(Extracted records):
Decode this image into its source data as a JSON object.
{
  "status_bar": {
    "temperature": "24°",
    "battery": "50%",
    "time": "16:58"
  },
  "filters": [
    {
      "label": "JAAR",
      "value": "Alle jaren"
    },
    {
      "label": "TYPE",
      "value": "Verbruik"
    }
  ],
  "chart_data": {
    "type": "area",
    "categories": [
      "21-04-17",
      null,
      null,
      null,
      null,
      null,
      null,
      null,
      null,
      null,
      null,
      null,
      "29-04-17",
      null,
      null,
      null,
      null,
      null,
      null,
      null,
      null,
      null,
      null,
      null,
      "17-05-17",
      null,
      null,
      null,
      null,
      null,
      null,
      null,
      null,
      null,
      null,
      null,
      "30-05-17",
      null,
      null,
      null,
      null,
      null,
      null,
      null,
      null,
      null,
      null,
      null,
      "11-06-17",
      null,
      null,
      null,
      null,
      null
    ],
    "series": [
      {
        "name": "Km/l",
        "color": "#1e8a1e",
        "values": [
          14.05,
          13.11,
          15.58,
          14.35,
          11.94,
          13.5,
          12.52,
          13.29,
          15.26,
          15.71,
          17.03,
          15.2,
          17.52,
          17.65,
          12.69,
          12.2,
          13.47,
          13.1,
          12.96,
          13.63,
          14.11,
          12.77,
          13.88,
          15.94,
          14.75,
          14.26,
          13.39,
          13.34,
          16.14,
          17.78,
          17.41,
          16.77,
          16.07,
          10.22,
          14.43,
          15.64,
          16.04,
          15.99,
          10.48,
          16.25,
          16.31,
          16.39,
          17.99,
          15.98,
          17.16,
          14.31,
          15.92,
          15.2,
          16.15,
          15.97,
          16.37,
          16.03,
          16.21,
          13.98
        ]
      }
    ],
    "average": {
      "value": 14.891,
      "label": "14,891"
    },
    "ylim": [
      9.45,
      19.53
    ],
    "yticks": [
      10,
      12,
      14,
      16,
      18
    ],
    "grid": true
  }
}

(What the task asks): Each record above should be restated word for word.

(Reply to the task):
Decode this image into its source data as a JSON object.
{
  "status_bar": {
    "temperature": "24°",
    "battery": "50%",
    "time": "16:58"
  },
  "filters": [
    {
      "label": "JAAR",
      "value": "Alle jaren"
    },
    {
      "label": "TYPE",
      "value": "Verbruik"
    }
  ],
  "chart_data": {
    "type": "area",
    "categories": [
      "21-04-17",
      null,
      null,
      null,
      null,
      null,
      null,
      null,
      null,
      null,
      null,
      null,
      "29-04-17",
      null,
      null,
      null,
      null,
      null,
      null,
      null,
      null,
      null,
      null,
      null,
      "17-05-17",
      null,
      null,
      null,
      null,
      null,
      null,
      null,
      null,
      null,
      null,
      null,
      "30-05-17",
      null,
      null,
      null,
      null,
      null,
      null,
      null,
      null,
      null,
      null,
      null,
      "11-06-17",
      null,
      null,
      null,
      null,
      null
    ],
    "series": [
      {
        "name": "Km/l",
        "color": "#1e8a1e",
        "values": [
          14.05,
          13.11,
          15.58,
          14.35,
          11.94,
          13.5,
          12.52,
          13.29,
          15.26,
          15.71,
          17.03,
          15.2,
          17.52,
          17.65,
          12.69,
          12.2,
          13.47,
          13.1,
          12.96,
          13.63,
          14.11,
          12.77,
          13.88,
          15.94,
          14.75,
          14.26,
          13.39,
          13.34,
          16.14,
          17.78,
          17.41,
          16.77,
          16.07,
          10.22,
          14.43,
          15.64,
          16.04,
          15.99,
          10.48,
          16.25,
          16.31,
          16.39,
          17.99,
          15.98,
          17.16,
          14.31,
          15.92,
          15.2,
          16.15,
          15.97,
          16.37,
          16.03,
          16.21,
          13.98
        ]
      }
    ],
    "average": {
      "value": 14.891,
      "label": "14,891"
    },
    "ylim": [
      9.45,
      19.53
    ],
    "yticks": [
      10,
      12,
      14,
      16,
      18
    ],
    "grid": true
  }
}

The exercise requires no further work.